Your task:
Restate the entries word for word and skip every image.

══ Input for this task

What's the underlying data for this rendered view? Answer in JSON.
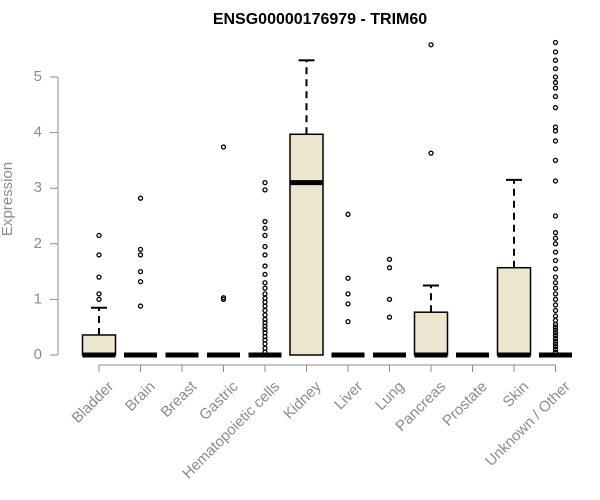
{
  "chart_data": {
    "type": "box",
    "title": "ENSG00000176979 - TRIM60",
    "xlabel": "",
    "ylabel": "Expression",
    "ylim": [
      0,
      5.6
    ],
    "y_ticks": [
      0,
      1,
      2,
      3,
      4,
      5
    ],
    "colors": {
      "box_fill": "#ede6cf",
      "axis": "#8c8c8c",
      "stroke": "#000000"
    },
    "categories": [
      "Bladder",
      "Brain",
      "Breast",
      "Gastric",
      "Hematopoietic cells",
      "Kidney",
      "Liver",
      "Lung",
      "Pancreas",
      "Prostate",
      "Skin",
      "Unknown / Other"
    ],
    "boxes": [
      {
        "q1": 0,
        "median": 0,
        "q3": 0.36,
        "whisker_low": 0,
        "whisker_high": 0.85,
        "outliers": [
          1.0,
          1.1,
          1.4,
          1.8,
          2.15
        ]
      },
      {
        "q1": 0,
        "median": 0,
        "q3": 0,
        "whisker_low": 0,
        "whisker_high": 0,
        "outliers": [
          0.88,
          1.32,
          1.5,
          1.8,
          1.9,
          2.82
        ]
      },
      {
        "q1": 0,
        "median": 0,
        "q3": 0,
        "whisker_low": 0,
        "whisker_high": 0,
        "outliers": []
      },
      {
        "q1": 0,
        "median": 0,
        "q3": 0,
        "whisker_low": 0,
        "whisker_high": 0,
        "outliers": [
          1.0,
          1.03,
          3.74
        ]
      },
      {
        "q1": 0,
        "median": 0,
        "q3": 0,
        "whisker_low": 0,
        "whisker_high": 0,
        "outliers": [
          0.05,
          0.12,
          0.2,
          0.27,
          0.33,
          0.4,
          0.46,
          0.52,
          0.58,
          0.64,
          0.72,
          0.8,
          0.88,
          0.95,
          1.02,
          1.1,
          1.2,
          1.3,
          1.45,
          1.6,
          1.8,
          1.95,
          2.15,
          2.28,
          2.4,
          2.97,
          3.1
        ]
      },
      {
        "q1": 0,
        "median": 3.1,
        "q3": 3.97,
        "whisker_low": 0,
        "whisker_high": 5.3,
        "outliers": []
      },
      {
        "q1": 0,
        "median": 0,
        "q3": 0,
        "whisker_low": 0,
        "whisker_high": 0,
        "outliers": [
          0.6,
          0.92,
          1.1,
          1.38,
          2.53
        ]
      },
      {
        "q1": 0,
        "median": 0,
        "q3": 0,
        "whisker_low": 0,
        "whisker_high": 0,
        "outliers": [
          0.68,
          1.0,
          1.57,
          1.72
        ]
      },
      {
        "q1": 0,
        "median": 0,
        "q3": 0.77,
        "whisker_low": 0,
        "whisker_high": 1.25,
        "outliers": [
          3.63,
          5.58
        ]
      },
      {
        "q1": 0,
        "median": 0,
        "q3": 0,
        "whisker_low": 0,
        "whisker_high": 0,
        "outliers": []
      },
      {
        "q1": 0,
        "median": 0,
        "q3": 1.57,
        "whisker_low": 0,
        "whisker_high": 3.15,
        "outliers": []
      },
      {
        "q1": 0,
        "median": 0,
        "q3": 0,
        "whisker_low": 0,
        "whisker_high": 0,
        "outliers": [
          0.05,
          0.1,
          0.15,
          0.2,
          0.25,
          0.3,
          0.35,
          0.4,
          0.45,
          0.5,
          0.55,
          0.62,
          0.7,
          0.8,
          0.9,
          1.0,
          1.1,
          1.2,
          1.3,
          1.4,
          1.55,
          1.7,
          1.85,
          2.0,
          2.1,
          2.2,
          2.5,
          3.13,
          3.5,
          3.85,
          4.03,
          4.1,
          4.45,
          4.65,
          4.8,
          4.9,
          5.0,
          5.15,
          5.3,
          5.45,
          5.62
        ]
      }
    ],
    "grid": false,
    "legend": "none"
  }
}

════

Reply to the task:
What's the underlying data for this rendered view? Answer in JSON.
{
  "chart_data": {
    "type": "box",
    "title": "ENSG00000176979 - TRIM60",
    "xlabel": "",
    "ylabel": "Expression",
    "ylim": [
      0,
      5.6
    ],
    "y_ticks": [
      0,
      1,
      2,
      3,
      4,
      5
    ],
    "colors": {
      "box_fill": "#ede6cf",
      "axis": "#8c8c8c",
      "stroke": "#000000"
    },
    "categories": [
      "Bladder",
      "Brain",
      "Breast",
      "Gastric",
      "Hematopoietic cells",
      "Kidney",
      "Liver",
      "Lung",
      "Pancreas",
      "Prostate",
      "Skin",
      "Unknown / Other"
    ],
    "boxes": [
      {
        "q1": 0,
        "median": 0,
        "q3": 0.36,
        "whisker_low": 0,
        "whisker_high": 0.85,
        "outliers": [
          1.0,
          1.1,
          1.4,
          1.8,
          2.15
        ]
      },
      {
        "q1": 0,
        "median": 0,
        "q3": 0,
        "whisker_low": 0,
        "whisker_high": 0,
        "outliers": [
          0.88,
          1.32,
          1.5,
          1.8,
          1.9,
          2.82
        ]
      },
      {
        "q1": 0,
        "median": 0,
        "q3": 0,
        "whisker_low": 0,
        "whisker_high": 0,
        "outliers": []
      },
      {
        "q1": 0,
        "median": 0,
        "q3": 0,
        "whisker_low": 0,
        "whisker_high": 0,
        "outliers": [
          1.0,
          1.03,
          3.74
        ]
      },
      {
        "q1": 0,
        "median": 0,
        "q3": 0,
        "whisker_low": 0,
        "whisker_high": 0,
        "outliers": [
          0.05,
          0.12,
          0.2,
          0.27,
          0.33,
          0.4,
          0.46,
          0.52,
          0.58,
          0.64,
          0.72,
          0.8,
          0.88,
          0.95,
          1.02,
          1.1,
          1.2,
          1.3,
          1.45,
          1.6,
          1.8,
          1.95,
          2.15,
          2.28,
          2.4,
          2.97,
          3.1
        ]
      },
      {
        "q1": 0,
        "median": 3.1,
        "q3": 3.97,
        "whisker_low": 0,
        "whisker_high": 5.3,
        "outliers": []
      },
      {
        "q1": 0,
        "median": 0,
        "q3": 0,
        "whisker_low": 0,
        "whisker_high": 0,
        "outliers": [
          0.6,
          0.92,
          1.1,
          1.38,
          2.53
        ]
      },
      {
        "q1": 0,
        "median": 0,
        "q3": 0,
        "whisker_low": 0,
        "whisker_high": 0,
        "outliers": [
          0.68,
          1.0,
          1.57,
          1.72
        ]
      },
      {
        "q1": 0,
        "median": 0,
        "q3": 0.77,
        "whisker_low": 0,
        "whisker_high": 1.25,
        "outliers": [
          3.63,
          5.58
        ]
      },
      {
        "q1": 0,
        "median": 0,
        "q3": 0,
        "whisker_low": 0,
        "whisker_high": 0,
        "outliers": []
      },
      {
        "q1": 0,
        "median": 0,
        "q3": 1.57,
        "whisker_low": 0,
        "whisker_high": 3.15,
        "outliers": []
      },
      {
        "q1": 0,
        "median": 0,
        "q3": 0,
        "whisker_low": 0,
        "whisker_high": 0,
        "outliers": [
          0.05,
          0.1,
          0.15,
          0.2,
          0.25,
          0.3,
          0.35,
          0.4,
          0.45,
          0.5,
          0.55,
          0.62,
          0.7,
          0.8,
          0.9,
          1.0,
          1.1,
          1.2,
          1.3,
          1.4,
          1.55,
          1.7,
          1.85,
          2.0,
          2.1,
          2.2,
          2.5,
          3.13,
          3.5,
          3.85,
          4.03,
          4.1,
          4.45,
          4.65,
          4.8,
          4.9,
          5.0,
          5.15,
          5.3,
          5.45,
          5.62
        ]
      }
    ],
    "grid": false,
    "legend": "none"
  }
}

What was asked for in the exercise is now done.